-------- Given information --------

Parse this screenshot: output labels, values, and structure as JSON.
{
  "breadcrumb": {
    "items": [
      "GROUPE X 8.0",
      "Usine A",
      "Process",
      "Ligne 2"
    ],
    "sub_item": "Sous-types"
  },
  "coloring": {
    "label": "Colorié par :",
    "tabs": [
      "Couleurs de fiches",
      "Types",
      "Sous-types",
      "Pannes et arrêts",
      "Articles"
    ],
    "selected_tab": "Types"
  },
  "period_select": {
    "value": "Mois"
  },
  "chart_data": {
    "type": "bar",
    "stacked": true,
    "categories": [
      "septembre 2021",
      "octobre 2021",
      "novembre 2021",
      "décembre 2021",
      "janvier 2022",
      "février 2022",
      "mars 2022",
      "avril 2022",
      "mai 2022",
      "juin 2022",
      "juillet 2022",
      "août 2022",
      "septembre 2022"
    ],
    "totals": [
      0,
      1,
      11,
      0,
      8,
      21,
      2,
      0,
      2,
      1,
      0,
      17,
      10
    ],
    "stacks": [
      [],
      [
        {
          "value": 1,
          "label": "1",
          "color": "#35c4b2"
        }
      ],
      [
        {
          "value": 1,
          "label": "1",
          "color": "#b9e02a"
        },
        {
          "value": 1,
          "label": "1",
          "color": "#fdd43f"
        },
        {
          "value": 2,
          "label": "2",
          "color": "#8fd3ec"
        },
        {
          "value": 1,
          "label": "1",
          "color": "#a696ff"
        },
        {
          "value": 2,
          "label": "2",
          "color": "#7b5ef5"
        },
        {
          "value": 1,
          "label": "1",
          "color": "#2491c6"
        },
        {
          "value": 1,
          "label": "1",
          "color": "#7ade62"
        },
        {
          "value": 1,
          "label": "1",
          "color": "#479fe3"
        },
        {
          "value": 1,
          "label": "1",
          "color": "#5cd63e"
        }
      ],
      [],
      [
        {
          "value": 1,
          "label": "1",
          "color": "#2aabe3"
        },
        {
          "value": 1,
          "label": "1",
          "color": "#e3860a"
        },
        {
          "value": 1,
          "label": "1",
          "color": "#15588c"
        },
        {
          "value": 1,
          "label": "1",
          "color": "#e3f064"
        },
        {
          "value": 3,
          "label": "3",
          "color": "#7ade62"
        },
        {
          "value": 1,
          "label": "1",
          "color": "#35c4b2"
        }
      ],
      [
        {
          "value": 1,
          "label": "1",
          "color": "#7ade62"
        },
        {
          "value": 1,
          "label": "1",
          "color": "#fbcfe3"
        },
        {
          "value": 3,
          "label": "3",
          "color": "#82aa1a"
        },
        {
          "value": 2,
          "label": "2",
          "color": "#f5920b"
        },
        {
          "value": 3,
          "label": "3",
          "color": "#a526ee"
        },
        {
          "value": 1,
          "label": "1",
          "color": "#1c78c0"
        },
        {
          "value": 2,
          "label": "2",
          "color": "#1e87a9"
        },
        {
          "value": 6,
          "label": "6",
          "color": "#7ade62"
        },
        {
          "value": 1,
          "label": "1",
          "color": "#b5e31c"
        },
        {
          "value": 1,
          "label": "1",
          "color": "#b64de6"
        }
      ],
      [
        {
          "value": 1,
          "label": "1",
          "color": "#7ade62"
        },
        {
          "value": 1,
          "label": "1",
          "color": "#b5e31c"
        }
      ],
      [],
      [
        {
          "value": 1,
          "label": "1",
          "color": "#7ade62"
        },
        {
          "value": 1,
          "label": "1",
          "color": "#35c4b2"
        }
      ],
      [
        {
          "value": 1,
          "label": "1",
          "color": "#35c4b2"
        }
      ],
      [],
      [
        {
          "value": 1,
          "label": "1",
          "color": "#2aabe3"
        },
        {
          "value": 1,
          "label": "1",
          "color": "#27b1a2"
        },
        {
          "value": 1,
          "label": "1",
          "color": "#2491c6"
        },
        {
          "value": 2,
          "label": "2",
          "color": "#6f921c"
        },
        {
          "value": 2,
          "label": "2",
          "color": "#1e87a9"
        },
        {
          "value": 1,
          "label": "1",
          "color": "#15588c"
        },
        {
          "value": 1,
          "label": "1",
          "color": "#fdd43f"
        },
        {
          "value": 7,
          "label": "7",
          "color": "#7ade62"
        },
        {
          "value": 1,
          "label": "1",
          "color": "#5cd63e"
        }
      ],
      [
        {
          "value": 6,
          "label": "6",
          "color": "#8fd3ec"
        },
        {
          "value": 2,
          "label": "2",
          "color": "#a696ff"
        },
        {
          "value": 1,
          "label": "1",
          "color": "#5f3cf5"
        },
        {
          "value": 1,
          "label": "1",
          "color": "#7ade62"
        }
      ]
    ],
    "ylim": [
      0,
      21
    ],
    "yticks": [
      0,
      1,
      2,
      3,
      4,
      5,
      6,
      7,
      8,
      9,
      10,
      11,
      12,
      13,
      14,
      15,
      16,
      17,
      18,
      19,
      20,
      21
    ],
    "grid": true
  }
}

--------

## Exercise details
Your task is to repeat each line of the material exactly.

## Output of the task
Parse this screenshot: output labels, values, and structure as JSON.
{
  "breadcrumb": {
    "items": [
      "GROUPE X 8.0",
      "Usine A",
      "Process",
      "Ligne 2"
    ],
    "sub_item": "Sous-types"
  },
  "coloring": {
    "label": "Colorié par :",
    "tabs": [
      "Couleurs de fiches",
      "Types",
      "Sous-types",
      "Pannes et arrêts",
      "Articles"
    ],
    "selected_tab": "Types"
  },
  "period_select": {
    "value": "Mois"
  },
  "chart_data": {
    "type": "bar",
    "stacked": true,
    "categories": [
      "septembre 2021",
      "octobre 2021",
      "novembre 2021",
      "décembre 2021",
      "janvier 2022",
      "février 2022",
      "mars 2022",
      "avril 2022",
      "mai 2022",
      "juin 2022",
      "juillet 2022",
      "août 2022",
      "septembre 2022"
    ],
    "totals": [
      0,
      1,
      11,
      0,
      8,
      21,
      2,
      0,
      2,
      1,
      0,
      17,
      10
    ],
    "stacks": [
      [],
      [
        {
          "value": 1,
          "label": "1",
          "color": "#35c4b2"
        }
      ],
      [
        {
          "value": 1,
          "label": "1",
          "color": "#b9e02a"
        },
        {
          "value": 1,
          "label": "1",
          "color": "#fdd43f"
        },
        {
          "value": 2,
          "label": "2",
          "color": "#8fd3ec"
        },
        {
          "value": 1,
          "label": "1",
          "color": "#a696ff"
        },
        {
          "value": 2,
          "label": "2",
          "color": "#7b5ef5"
        },
        {
          "value": 1,
          "label": "1",
          "color": "#2491c6"
        },
        {
          "value": 1,
          "label": "1",
          "color": "#7ade62"
        },
        {
          "value": 1,
          "label": "1",
          "color": "#479fe3"
        },
        {
          "value": 1,
          "label": "1",
          "color": "#5cd63e"
        }
      ],
      [],
      [
        {
          "value": 1,
          "label": "1",
          "color": "#2aabe3"
        },
        {
          "value": 1,
          "label": "1",
          "color": "#e3860a"
        },
        {
          "value": 1,
          "label": "1",
          "color": "#15588c"
        },
        {
          "value": 1,
          "label": "1",
          "color": "#e3f064"
        },
        {
          "value": 3,
          "label": "3",
          "color": "#7ade62"
        },
        {
          "value": 1,
          "label": "1",
          "color": "#35c4b2"
        }
      ],
      [
        {
          "value": 1,
          "label": "1",
          "color": "#7ade62"
        },
        {
          "value": 1,
          "label": "1",
          "color": "#fbcfe3"
        },
        {
          "value": 3,
          "label": "3",
          "color": "#82aa1a"
        },
        {
          "value": 2,
          "label": "2",
          "color": "#f5920b"
        },
        {
          "value": 3,
          "label": "3",
          "color": "#a526ee"
        },
        {
          "value": 1,
          "label": "1",
          "color": "#1c78c0"
        },
        {
          "value": 2,
          "label": "2",
          "color": "#1e87a9"
        },
        {
          "value": 6,
          "label": "6",
          "color": "#7ade62"
        },
        {
          "value": 1,
          "label": "1",
          "color": "#b5e31c"
        },
        {
          "value": 1,
          "label": "1",
          "color": "#b64de6"
        }
      ],
      [
        {
          "value": 1,
          "label": "1",
          "color": "#7ade62"
        },
        {
          "value": 1,
          "label": "1",
          "color": "#b5e31c"
        }
      ],
      [],
      [
        {
          "value": 1,
          "label": "1",
          "color": "#7ade62"
        },
        {
          "value": 1,
          "label": "1",
          "color": "#35c4b2"
        }
      ],
      [
        {
          "value": 1,
          "label": "1",
          "color": "#35c4b2"
        }
      ],
      [],
      [
        {
          "value": 1,
          "label": "1",
          "color": "#2aabe3"
        },
        {
          "value": 1,
          "label": "1",
          "color": "#27b1a2"
        },
        {
          "value": 1,
          "label": "1",
          "color": "#2491c6"
        },
        {
          "value": 2,
          "label": "2",
          "color": "#6f921c"
        },
        {
          "value": 2,
          "label": "2",
          "color": "#1e87a9"
        },
        {
          "value": 1,
          "label": "1",
          "color": "#15588c"
        },
        {
          "value": 1,
          "label": "1",
          "color": "#fdd43f"
        },
        {
          "value": 7,
          "label": "7",
          "color": "#7ade62"
        },
        {
          "value": 1,
          "label": "1",
          "color": "#5cd63e"
        }
      ],
      [
        {
          "value": 6,
          "label": "6",
          "color": "#8fd3ec"
        },
        {
          "value": 2,
          "label": "2",
          "color": "#a696ff"
        },
        {
          "value": 1,
          "label": "1",
          "color": "#5f3cf5"
        },
        {
          "value": 1,
          "label": "1",
          "color": "#7ade62"
        }
      ]
    ],
    "ylim": [
      0,
      21
    ],
    "yticks": [
      0,
      1,
      2,
      3,
      4,
      5,
      6,
      7,
      8,
      9,
      10,
      11,
      12,
      13,
      14,
      15,
      16,
      17,
      18,
      19,
      20,
      21
    ],
    "grid": true
  }
}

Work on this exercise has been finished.